[DIRECTIONS]:
Scan the lines below; pull out those with "korbo".

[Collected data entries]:
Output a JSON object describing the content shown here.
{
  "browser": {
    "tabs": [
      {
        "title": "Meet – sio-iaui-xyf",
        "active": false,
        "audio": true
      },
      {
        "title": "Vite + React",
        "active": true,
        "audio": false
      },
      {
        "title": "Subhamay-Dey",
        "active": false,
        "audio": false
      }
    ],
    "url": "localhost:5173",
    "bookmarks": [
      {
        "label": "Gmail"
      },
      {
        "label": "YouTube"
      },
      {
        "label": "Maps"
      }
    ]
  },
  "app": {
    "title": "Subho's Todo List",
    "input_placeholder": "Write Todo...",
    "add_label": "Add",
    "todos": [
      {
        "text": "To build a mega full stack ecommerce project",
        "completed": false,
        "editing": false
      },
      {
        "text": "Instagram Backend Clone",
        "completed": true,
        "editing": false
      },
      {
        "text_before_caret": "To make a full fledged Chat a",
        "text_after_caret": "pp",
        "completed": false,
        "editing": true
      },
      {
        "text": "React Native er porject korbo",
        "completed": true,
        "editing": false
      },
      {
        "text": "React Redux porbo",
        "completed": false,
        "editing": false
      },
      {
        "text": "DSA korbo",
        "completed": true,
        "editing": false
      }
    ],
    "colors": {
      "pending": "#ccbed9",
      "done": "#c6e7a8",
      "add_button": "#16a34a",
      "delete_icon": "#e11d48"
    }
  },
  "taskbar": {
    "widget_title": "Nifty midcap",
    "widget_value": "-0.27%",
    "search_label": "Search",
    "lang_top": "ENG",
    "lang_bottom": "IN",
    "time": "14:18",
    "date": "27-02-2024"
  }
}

[EXERCISE RESULT]:
        "text": "React Native er porject korbo",
        "text": "DSA korbo",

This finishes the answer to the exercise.